Given task 1: Duplicate the listing from its first line up to and including the line with "- x-axis-title: Day".

Provided text:
──────────

Maestro's status monitor comes with a built-in theme to incorporate colors when displaying statuses in order to make the resulting output easier to read (see the images above).

If you have trouble getting the colors in the theme to display properly or you want to disable the theme entirely, you can use the --disable-theme option as shown below:

$ maestro status ./tests/lulesh --disable-theme

The resulting output of this command is shown below. Notice how the color scheme is now gone:

Status With Disable Theme

View of the status table with the theme disabled

Status Pager

For many Maestro studies, there can be a significant amount of information to display when the status command is run. To help keep terminals from being overloaded with output, Maestro uses paging functionality. This opens a pager that allows you to view the output of the status command until you wish to close it. The pager that Maestro uses is usually tied to the less command, which allows some extra options to search, navigate, and more. Below is an example of what the status command looks like inside a pager:

Lulesh Status Inside Pager

View of the status of a study inside the pager

You can close the pager window by pressing q. Once closed, the output from the status command will disappear entirely until you re-run the command and a new pager window is opened:

Terminal Once Pager is Closed

The display when you close the pager

Warning

Disabling the pager could result in a lot of information being output directly to the terminal, which may result in performance issues or output errors.

If you wish to disable the pager, you may do so with the --disable-pager option as shown below:

$ maestro status ./tests/lulesh --disable-pager

This will output the results of running the status command directly to the stdout of the terminal rather than opening a pager window:

Status With Disable Pager Functionality

View of the status table with the pager disabled

──────────

Given task 2: In the Maestro status text, list the titles given to the displayed views of terminal output.

Dataset entries:
──────────

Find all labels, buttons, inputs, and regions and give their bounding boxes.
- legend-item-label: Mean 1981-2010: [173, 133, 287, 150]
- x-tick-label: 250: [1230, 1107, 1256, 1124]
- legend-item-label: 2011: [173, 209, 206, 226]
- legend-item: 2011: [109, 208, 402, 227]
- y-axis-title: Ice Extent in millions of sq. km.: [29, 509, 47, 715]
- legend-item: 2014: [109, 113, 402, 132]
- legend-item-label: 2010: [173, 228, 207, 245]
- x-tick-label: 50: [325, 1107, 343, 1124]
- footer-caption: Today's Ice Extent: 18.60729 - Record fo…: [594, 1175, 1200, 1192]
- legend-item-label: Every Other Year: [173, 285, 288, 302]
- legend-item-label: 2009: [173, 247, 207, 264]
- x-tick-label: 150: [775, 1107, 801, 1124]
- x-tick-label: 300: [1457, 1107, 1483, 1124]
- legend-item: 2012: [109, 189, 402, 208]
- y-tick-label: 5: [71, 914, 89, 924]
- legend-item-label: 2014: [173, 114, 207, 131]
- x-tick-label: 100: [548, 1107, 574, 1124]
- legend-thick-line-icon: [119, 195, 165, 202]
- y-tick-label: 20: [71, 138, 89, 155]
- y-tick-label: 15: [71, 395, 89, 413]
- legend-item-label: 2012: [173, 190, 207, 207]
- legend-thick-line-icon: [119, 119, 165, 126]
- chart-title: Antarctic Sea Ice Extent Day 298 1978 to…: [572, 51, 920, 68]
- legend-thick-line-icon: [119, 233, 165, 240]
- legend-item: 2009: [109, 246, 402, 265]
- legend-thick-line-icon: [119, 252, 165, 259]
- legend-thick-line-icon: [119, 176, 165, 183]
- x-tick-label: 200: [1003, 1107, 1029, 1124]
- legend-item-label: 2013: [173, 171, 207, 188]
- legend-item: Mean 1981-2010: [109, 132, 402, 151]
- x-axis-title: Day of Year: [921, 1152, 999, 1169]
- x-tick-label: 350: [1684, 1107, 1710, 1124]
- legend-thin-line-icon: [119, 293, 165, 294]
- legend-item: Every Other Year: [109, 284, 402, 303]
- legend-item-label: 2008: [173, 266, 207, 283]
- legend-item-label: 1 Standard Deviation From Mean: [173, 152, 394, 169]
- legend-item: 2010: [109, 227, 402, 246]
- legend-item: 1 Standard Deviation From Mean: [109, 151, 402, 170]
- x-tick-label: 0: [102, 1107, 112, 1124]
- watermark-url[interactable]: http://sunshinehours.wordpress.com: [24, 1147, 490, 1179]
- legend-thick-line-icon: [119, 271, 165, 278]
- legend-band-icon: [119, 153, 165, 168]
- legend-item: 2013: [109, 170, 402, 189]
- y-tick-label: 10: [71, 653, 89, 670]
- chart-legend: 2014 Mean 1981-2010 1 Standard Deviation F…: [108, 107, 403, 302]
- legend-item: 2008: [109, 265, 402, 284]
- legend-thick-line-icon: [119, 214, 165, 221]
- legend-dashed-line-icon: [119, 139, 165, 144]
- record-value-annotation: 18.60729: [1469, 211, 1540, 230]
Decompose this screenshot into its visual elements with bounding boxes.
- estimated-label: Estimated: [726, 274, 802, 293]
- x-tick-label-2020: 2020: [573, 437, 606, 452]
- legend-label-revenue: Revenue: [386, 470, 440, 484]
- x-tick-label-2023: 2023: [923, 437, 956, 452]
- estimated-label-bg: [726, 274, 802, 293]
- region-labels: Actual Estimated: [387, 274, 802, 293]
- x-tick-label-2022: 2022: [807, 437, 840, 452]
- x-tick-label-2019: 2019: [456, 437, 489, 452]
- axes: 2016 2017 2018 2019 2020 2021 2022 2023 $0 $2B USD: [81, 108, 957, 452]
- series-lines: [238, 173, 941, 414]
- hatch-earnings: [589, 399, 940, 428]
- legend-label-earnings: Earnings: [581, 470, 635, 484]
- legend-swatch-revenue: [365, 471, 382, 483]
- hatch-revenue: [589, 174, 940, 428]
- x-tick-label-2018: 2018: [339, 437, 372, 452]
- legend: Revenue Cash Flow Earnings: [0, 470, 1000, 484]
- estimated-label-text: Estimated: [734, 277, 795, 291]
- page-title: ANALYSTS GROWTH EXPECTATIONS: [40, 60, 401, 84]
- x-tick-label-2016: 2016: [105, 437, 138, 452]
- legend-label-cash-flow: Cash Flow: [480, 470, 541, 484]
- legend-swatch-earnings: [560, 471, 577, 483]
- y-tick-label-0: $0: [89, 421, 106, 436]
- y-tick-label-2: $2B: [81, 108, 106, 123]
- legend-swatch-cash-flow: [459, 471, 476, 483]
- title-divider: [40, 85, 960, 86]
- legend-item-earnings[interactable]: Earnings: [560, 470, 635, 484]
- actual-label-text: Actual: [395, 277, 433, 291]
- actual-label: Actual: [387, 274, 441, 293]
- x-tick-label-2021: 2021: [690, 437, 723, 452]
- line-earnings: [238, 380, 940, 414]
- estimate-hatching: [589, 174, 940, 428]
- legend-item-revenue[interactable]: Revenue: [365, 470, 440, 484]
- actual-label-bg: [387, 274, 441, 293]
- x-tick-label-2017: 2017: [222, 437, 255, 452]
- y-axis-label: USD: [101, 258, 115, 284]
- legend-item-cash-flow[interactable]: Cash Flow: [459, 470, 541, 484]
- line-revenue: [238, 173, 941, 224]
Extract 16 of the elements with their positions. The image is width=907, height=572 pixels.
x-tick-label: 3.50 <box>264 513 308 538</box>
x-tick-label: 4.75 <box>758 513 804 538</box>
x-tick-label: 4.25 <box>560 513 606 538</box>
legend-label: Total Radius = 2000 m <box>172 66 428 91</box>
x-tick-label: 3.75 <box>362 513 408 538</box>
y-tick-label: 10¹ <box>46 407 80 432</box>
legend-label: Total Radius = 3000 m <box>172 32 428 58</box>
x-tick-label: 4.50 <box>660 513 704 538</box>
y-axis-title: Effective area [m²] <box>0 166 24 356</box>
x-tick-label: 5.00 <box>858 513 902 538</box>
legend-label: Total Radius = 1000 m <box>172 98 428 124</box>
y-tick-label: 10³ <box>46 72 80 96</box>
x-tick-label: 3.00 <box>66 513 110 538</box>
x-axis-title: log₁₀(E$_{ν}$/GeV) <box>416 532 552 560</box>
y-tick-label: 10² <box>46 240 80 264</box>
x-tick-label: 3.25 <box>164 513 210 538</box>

──────────

Correct result 1:
Find all labels, buttons, inputs, and regions and give their bounding boxes.
- legend-item-label: Mean 1981-2010: [173, 133, 287, 150]
- x-tick-label: 250: [1230, 1107, 1256, 1124]
- legend-item-label: 2011: [173, 209, 206, 226]
- legend-item: 2011: [109, 208, 402, 227]
- y-axis-title: Ice Extent in millions of sq. km.: [29, 509, 47, 715]
- legend-item: 2014: [109, 113, 402, 132]
- legend-item-label: 2010: [173, 228, 207, 245]
- x-tick-label: 50: [325, 1107, 343, 1124]
- footer-caption: Today's Ice Extent: 18.60729 - Record fo…: [594, 1175, 1200, 1192]
- legend-item-label: Every Other Year: [173, 285, 288, 302]
- legend-item-label: 2009: [173, 247, 207, 264]
- x-tick-label: 150: [775, 1107, 801, 1124]
- x-tick-label: 300: [1457, 1107, 1483, 1124]
- legend-item: 2012: [109, 189, 402, 208]
- y-tick-label: 5: [71, 914, 89, 924]
- legend-item-label: 2014: [173, 114, 207, 131]
- x-tick-label: 100: [548, 1107, 574, 1124]
- legend-thick-line-icon: [119, 195, 165, 202]
- y-tick-label: 20: [71, 138, 89, 155]
- y-tick-label: 15: [71, 395, 89, 413]
- legend-item-label: 2012: [173, 190, 207, 207]
- legend-thick-line-icon: [119, 119, 165, 126]
- chart-title: Antarctic Sea Ice Extent Day 298 1978 to…: [572, 51, 920, 68]
- legend-thick-line-icon: [119, 233, 165, 240]
- legend-item: 2009: [109, 246, 402, 265]
- legend-thick-line-icon: [119, 252, 165, 259]
- legend-thick-line-icon: [119, 176, 165, 183]
- x-tick-label: 200: [1003, 1107, 1029, 1124]
- legend-item-label: 2013: [173, 171, 207, 188]
- legend-item: Mean 1981-2010: [109, 132, 402, 151]
- x-axis-title: Day of Year: [921, 1152, 999, 1169]

Correct result 2:
Status With Disable Theme
Lulesh Status Inside Pager
Terminal Once Pager is Closed
Status With Disable Pager Functionality